**DO THIS**. Scan the data below. Pull out each line where "SEMESTER" occurs.
------------------------------
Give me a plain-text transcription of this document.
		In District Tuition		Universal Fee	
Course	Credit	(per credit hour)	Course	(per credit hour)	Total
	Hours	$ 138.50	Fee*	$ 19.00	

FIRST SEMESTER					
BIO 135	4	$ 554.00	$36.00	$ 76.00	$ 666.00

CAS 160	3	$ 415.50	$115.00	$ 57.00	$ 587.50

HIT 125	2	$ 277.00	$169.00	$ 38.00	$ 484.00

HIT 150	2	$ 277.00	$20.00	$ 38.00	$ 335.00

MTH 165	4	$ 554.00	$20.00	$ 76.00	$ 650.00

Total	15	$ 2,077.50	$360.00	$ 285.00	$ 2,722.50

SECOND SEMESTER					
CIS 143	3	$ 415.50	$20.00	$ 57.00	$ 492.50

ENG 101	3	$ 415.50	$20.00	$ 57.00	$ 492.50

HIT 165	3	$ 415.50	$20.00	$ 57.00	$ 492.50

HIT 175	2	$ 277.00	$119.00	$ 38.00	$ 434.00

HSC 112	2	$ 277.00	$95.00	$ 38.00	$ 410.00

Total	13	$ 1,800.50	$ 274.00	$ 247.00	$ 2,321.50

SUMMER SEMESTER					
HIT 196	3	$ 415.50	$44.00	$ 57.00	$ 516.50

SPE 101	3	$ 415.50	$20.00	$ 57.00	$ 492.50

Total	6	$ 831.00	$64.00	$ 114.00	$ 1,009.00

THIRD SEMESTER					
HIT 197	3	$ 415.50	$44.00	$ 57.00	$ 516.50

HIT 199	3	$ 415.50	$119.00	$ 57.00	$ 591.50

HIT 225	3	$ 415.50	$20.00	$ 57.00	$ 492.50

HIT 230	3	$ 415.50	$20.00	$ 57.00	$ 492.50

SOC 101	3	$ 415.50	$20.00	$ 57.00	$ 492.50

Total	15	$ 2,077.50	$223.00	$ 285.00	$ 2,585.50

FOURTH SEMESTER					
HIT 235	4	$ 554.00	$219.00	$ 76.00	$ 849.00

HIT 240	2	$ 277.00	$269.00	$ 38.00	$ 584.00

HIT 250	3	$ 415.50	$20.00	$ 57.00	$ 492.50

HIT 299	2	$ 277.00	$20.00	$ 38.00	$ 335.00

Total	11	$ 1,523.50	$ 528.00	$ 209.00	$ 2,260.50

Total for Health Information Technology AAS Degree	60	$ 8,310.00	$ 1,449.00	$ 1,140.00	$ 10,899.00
------------------------------
**CORRECT OUTPUT**.
FIRST SEMESTER					
SECOND SEMESTER					
SUMMER SEMESTER					
THIRD SEMESTER					
FOURTH SEMESTER					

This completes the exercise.